### Aufgabe
Wie könnte die unten stehende Rede von Dieter Heistermann nach ihrem letzten Satz weitergehen? Führen Sie sie fort.
=== Vorliegender Redetext ===
Rede von
Dieter
Heistermann
- Parteizugehörigkeit zum Zeitpunkt der Rede:
(SPD)
- Letzte offizielle eingetragene Parteizugehörigkeit: (SPD)
Herr Kollege Biehle, ich würde jetzt nicht auf die Ebene gehen wollen, die Sie hier ansprechen. Ich biete Ihnen an, daß wir zu den Fällen gehen, die mir bekannt sind. Dann werden wir sehen, ob Sie die Konsequenzen ziehen, die Sie hier angedeutet haben.
Ich sage Ihnen noch einmal: Herr Wehrbeauftragter, es darf Sie nicht nur mit Sorge erfüllen, wenn Ihnen der Wehrdienstrichterbund mitteilt, daß sich Vorgesetzte, auch höhere, über rechtliche Bestimmungen im vermeintlich übergeordneten Interesse des Dienstes hinwegsetzen. Das sind alles Fälle, die man im Jahresbericht 1986 nachlesen kann. Nein, hauen Sie auf den Tisch, um dem Recht Geltung zu verschaffen!
=== Extrahierte Daten ===
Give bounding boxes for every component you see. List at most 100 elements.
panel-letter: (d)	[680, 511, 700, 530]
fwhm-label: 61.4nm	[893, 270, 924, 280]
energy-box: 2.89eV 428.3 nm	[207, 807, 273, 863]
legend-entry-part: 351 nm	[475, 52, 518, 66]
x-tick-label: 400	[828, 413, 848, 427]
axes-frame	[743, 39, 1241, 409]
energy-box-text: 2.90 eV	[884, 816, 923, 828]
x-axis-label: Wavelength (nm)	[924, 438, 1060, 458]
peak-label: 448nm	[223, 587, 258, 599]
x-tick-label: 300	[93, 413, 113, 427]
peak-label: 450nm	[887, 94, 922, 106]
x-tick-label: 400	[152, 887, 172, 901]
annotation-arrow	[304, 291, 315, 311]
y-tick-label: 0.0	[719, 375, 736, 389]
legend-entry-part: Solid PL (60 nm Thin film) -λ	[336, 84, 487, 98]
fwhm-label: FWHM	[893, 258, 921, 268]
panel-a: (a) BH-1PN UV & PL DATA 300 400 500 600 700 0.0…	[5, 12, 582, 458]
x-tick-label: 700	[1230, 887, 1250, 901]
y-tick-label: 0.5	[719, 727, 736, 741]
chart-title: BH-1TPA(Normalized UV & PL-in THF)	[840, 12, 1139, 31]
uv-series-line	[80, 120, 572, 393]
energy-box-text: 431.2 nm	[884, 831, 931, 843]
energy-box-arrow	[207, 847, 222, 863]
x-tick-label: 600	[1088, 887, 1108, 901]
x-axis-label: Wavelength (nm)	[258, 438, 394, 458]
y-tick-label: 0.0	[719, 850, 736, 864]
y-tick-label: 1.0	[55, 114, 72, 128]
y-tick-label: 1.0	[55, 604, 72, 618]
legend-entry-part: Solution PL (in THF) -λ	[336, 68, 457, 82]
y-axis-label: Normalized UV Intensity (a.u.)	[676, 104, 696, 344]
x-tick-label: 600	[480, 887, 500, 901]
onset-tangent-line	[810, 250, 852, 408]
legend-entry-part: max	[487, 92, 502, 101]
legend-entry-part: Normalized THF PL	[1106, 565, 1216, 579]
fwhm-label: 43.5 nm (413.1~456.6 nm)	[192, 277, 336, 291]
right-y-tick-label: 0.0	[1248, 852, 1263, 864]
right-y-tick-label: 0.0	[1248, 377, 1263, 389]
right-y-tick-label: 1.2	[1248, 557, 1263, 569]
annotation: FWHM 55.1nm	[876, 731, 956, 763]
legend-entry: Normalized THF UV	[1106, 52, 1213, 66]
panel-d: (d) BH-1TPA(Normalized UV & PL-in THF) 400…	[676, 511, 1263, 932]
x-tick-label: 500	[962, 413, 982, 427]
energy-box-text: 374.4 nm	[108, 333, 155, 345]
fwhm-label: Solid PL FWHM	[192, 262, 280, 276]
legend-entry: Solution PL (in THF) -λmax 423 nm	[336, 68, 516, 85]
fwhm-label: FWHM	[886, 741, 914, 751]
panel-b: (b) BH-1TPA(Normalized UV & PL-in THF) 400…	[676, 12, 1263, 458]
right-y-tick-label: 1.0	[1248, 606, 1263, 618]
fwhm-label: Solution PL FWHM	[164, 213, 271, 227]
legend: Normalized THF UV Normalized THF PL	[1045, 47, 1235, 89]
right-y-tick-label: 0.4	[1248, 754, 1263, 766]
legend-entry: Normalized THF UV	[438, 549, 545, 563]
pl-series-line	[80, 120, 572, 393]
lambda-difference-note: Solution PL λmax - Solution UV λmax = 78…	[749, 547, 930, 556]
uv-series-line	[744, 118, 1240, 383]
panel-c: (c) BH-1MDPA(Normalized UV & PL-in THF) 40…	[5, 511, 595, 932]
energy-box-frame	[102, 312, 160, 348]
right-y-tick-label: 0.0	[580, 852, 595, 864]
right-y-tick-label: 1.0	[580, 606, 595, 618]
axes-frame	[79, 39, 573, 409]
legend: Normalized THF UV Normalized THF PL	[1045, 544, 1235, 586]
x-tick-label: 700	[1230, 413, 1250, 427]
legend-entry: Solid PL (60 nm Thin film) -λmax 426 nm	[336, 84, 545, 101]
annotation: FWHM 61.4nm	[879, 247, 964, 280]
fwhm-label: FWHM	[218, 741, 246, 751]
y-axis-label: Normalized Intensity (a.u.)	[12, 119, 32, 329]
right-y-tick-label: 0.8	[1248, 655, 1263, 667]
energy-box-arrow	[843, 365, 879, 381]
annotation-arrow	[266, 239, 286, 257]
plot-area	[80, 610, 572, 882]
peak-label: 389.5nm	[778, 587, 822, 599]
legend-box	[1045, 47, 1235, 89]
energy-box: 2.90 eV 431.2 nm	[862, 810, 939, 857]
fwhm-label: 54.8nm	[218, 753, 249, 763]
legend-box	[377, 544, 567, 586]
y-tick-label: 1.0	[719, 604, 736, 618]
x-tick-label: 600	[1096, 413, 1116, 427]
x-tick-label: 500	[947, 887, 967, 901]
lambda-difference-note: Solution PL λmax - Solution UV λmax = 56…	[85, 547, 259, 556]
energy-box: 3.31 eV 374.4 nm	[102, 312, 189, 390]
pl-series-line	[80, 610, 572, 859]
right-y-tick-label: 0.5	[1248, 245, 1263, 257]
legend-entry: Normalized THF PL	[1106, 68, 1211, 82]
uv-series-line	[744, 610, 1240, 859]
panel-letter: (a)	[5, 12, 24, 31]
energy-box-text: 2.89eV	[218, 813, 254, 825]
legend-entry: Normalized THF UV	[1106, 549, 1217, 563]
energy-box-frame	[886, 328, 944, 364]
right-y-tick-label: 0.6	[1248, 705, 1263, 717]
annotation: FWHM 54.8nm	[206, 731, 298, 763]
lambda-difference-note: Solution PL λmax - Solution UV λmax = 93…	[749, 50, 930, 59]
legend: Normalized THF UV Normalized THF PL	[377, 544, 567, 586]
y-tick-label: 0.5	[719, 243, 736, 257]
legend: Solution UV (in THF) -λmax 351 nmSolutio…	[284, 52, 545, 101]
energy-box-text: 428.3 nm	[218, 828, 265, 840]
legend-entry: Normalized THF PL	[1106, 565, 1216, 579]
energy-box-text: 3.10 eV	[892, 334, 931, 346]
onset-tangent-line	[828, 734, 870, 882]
===
### Antwort zur Aufgabe
Das Parlament selbst muß sich in die Pflicht nehmen, die Entwicklungen genauer zu beobachten und notfalls gesetzmäßig einzugreifen. Es genügt nicht, den Jahresbericht des Wehrbeauftragten hier zur Kenntnis zu nehmen; es ist notwendig, die Konsequenzen daraus zu ziehen. Hierzu werde ich an späterer Stelle noch einige Anmerkungen machen.
Herr Kollege Würzbach, ich bin auf Ihre Antwort gespannt.
Wir wissen, daß Menschen irren können. Wir dürfen aber nicht durchgehen lassen, daß Recht gebeugt wird, und dies oft genug zu Lasten von Untergebenen, die des besonderen Schutzes bedürfen. Warum schrecken Vorgesetzte nicht davor zurück, die Würde des Menschen anzutasten? Was ist wichtiger für sie? Ist es die eigene Karriere? Sind sie überfordert? Darüber müssen wir mehr wissen. Wissen sie noch von dem Ziel der Inneren Führung, das Miteinander der Menschen in der Bundeswehr nach den Vorgaben des Grundgesetzes und des Soldatengesetzes sowie nach den Regeln, den Werten und den Normen unserer Gesellschaft lebensfähig und lebenswert zu gestalten und zu erhalten?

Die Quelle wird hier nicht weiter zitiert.